- [Dataset rows about figures]:

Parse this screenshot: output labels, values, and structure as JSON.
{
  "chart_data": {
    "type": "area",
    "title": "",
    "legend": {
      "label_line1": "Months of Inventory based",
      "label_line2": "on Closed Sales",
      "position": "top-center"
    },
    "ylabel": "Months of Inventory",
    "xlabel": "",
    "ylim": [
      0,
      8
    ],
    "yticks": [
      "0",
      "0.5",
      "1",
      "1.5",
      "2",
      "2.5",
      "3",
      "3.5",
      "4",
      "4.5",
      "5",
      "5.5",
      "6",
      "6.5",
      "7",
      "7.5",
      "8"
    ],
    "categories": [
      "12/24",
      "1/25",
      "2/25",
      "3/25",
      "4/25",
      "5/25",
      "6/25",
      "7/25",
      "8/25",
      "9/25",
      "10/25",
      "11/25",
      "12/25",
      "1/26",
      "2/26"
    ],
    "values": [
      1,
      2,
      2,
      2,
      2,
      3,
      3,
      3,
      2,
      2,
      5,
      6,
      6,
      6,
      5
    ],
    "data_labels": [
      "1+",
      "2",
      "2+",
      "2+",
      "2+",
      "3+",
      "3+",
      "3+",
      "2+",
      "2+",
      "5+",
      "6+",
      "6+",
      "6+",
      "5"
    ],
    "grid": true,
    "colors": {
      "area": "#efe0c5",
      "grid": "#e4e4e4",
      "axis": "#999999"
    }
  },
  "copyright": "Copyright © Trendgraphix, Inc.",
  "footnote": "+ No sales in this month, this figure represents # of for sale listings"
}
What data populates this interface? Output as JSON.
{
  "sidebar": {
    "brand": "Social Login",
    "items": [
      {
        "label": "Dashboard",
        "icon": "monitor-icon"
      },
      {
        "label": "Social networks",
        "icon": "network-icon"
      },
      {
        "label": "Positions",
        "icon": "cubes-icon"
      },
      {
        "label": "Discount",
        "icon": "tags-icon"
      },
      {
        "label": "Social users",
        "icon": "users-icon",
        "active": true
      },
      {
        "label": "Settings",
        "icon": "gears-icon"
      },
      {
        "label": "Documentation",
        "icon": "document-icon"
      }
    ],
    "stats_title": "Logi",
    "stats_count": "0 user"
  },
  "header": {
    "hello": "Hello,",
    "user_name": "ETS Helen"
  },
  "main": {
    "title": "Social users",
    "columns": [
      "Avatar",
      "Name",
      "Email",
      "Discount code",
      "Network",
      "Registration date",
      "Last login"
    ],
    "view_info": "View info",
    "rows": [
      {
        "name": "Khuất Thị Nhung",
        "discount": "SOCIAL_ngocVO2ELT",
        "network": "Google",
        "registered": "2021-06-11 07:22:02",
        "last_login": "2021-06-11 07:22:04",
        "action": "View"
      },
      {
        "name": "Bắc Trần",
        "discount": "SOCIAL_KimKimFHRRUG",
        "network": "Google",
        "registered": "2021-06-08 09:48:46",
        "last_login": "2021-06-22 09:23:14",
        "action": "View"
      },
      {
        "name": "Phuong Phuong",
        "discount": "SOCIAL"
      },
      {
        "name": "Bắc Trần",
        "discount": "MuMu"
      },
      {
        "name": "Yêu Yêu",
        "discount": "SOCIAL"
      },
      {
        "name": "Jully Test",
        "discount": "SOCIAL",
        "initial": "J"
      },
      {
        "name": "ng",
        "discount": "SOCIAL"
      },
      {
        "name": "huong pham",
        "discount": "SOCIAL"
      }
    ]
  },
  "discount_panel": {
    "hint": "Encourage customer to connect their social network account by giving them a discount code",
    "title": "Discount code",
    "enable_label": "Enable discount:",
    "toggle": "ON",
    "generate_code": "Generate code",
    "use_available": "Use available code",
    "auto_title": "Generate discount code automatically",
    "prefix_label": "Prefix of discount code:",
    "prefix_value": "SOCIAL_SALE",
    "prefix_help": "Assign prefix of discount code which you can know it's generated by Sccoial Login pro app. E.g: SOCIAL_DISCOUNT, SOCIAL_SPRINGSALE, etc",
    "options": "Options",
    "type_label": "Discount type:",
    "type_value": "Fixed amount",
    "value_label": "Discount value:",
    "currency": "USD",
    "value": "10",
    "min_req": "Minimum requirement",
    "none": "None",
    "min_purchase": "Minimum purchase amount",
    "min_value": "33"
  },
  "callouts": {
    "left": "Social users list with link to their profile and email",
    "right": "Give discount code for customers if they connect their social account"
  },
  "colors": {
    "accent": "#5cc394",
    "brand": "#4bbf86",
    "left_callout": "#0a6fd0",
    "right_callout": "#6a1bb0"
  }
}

- [TO BE DONE]: Extract each line from the listing above, please, and repeat it exactly.

- [RESULT OF THIS EXERCISE]:
Parse this screenshot: output labels, values, and structure as JSON.
{
  "chart_data": {
    "type": "area",
    "title": "",
    "legend": {
      "label_line1": "Months of Inventory based",
      "label_line2": "on Closed Sales",
      "position": "top-center"
    },
    "ylabel": "Months of Inventory",
    "xlabel": "",
    "ylim": [
      0,
      8
    ],
    "yticks": [
      "0",
      "0.5",
      "1",
      "1.5",
      "2",
      "2.5",
      "3",
      "3.5",
      "4",
      "4.5",
      "5",
      "5.5",
      "6",
      "6.5",
      "7",
      "7.5",
      "8"
    ],
    "categories": [
      "12/24",
      "1/25",
      "2/25",
      "3/25",
      "4/25",
      "5/25",
      "6/25",
      "7/25",
      "8/25",
      "9/25",
      "10/25",
      "11/25",
      "12/25",
      "1/26",
      "2/26"
    ],
    "values": [
      1,
      2,
      2,
      2,
      2,
      3,
      3,
      3,
      2,
      2,
      5,
      6,
      6,
      6,
      5
    ],
    "data_labels": [
      "1+",
      "2",
      "2+",
      "2+",
      "2+",
      "3+",
      "3+",
      "3+",
      "2+",
      "2+",
      "5+",
      "6+",
      "6+",
      "6+",
      "5"
    ],
    "grid": true,
    "colors": {
      "area": "#efe0c5",
      "grid": "#e4e4e4",
      "axis": "#999999"
    }
  },
  "copyright": "Copyright © Trendgraphix, Inc.",
  "footnote": "+ No sales in this month, this figure represents # of for sale listings"
}
What data populates this interface? Output as JSON.
{
  "sidebar": {
    "brand": "Social Login",
    "items": [
      {
        "label": "Dashboard",
        "icon": "monitor-icon"
      },
      {
        "label": "Social networks",
        "icon": "network-icon"
      },
      {
        "label": "Positions",
        "icon": "cubes-icon"
      },
      {
        "label": "Discount",
        "icon": "tags-icon"
      },
      {
        "label": "Social users",
        "icon": "users-icon",
        "active": true
      },
      {
        "label": "Settings",
        "icon": "gears-icon"
      },
      {
        "label": "Documentation",
        "icon": "document-icon"
      }
    ],
    "stats_title": "Logi",
    "stats_count": "0 user"
  },
  "header": {
    "hello": "Hello,",
    "user_name": "ETS Helen"
  },
  "main": {
    "title": "Social users",
    "columns": [
      "Avatar",
      "Name",
      "Email",
      "Discount code",
      "Network",
      "Registration date",
      "Last login"
    ],
    "view_info": "View info",
    "rows": [
      {
        "name": "Khuất Thị Nhung",
        "discount": "SOCIAL_ngocVO2ELT",
        "network": "Google",
        "registered": "2021-06-11 07:22:02",
        "last_login": "2021-06-11 07:22:04",
        "action": "View"
      },
      {
        "name": "Bắc Trần",
        "discount": "SOCIAL_KimKimFHRRUG",
        "network": "Google",
        "registered": "2021-06-08 09:48:46",
        "last_login": "2021-06-22 09:23:14",
        "action": "View"
      },
      {
        "name": "Phuong Phuong",
        "discount": "SOCIAL"
      },
      {
        "name": "Bắc Trần",
        "discount": "MuMu"
      },
      {
        "name": "Yêu Yêu",
        "discount": "SOCIAL"
      },
      {
        "name": "Jully Test",
        "discount": "SOCIAL",
        "initial": "J"
      },
      {
        "name": "ng",
        "discount": "SOCIAL"
      },
      {
        "name": "huong pham",
        "discount": "SOCIAL"
      }
    ]
  },
  "discount_panel": {
    "hint": "Encourage customer to connect their social network account by giving them a discount code",
    "title": "Discount code",
    "enable_label": "Enable discount:",
    "toggle": "ON",
    "generate_code": "Generate code",
    "use_available": "Use available code",
    "auto_title": "Generate discount code automatically",
    "prefix_label": "Prefix of discount code:",
    "prefix_value": "SOCIAL_SALE",
    "prefix_help": "Assign prefix of discount code which you can know it's generated by Sccoial Login pro app. E.g: SOCIAL_DISCOUNT, SOCIAL_SPRINGSALE, etc",
    "options": "Options",
    "type_label": "Discount type:",
    "type_value": "Fixed amount",
    "value_label": "Discount value:",
    "currency": "USD",
    "value": "10",
    "min_req": "Minimum requirement",
    "none": "None",
    "min_purchase": "Minimum purchase amount",
    "min_value": "33"
  },
  "callouts": {
    "left": "Social users list with link to their profile and email",
    "right": "Give discount code for customers if they connect their social account"
  },
  "colors": {
    "accent": "#5cc394",
    "brand": "#4bbf86",
    "left_callout": "#0a6fd0",
    "right_callout": "#6a1bb0"
  }
}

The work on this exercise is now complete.